Stated task:
Give only the number of lines in the records that include the string "Load".

------ Supplied records

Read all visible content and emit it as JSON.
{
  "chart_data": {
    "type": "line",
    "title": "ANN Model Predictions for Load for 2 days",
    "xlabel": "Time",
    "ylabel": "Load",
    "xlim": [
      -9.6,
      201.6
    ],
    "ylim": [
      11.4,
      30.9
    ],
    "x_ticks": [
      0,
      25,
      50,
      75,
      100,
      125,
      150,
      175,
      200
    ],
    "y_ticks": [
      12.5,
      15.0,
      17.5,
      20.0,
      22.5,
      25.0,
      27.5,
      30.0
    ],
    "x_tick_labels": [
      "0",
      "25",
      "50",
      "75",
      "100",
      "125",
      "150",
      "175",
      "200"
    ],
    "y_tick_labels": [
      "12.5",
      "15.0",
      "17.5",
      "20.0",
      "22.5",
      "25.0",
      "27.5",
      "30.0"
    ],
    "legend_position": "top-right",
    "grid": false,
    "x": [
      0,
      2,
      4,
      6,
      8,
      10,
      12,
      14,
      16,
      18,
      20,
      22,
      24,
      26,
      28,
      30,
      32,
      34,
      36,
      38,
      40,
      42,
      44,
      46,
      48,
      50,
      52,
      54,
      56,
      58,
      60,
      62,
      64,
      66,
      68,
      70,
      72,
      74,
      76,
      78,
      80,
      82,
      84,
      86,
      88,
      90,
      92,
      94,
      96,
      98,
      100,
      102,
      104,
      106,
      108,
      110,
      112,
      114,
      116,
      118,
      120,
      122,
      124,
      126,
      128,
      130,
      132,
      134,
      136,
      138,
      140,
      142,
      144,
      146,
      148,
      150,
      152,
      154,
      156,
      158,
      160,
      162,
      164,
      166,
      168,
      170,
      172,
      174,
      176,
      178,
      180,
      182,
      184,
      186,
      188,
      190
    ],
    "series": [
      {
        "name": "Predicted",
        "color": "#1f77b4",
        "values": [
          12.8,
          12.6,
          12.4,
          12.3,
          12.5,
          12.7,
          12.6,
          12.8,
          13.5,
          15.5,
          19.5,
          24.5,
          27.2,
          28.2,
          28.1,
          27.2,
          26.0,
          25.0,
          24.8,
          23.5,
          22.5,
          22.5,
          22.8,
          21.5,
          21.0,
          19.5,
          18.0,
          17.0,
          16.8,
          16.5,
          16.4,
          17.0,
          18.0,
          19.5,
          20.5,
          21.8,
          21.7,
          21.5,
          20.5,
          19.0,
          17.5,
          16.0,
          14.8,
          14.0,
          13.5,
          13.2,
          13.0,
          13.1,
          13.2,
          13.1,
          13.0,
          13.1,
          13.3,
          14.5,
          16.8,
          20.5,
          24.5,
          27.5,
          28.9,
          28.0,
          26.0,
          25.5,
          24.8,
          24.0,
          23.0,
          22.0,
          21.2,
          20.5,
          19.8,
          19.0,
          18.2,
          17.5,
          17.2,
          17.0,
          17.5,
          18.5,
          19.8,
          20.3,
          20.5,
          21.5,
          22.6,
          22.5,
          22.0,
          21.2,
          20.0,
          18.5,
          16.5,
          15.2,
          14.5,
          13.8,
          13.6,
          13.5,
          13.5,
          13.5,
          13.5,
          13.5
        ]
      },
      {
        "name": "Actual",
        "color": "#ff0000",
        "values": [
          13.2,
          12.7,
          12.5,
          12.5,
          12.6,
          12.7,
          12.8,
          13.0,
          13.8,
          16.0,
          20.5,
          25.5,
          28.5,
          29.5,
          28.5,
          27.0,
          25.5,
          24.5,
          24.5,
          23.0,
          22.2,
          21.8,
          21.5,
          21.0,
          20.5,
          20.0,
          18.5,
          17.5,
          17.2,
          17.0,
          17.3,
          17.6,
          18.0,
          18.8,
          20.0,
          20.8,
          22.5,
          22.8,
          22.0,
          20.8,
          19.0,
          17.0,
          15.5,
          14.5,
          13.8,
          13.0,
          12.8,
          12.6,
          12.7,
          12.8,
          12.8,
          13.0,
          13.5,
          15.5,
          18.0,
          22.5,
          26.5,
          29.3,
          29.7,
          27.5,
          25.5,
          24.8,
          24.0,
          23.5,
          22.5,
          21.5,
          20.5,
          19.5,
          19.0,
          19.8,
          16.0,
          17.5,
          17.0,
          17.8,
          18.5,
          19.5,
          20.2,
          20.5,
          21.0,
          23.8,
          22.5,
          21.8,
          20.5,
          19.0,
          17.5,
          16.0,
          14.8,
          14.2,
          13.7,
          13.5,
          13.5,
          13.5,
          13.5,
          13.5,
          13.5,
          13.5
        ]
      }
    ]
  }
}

------------

Complete response:
2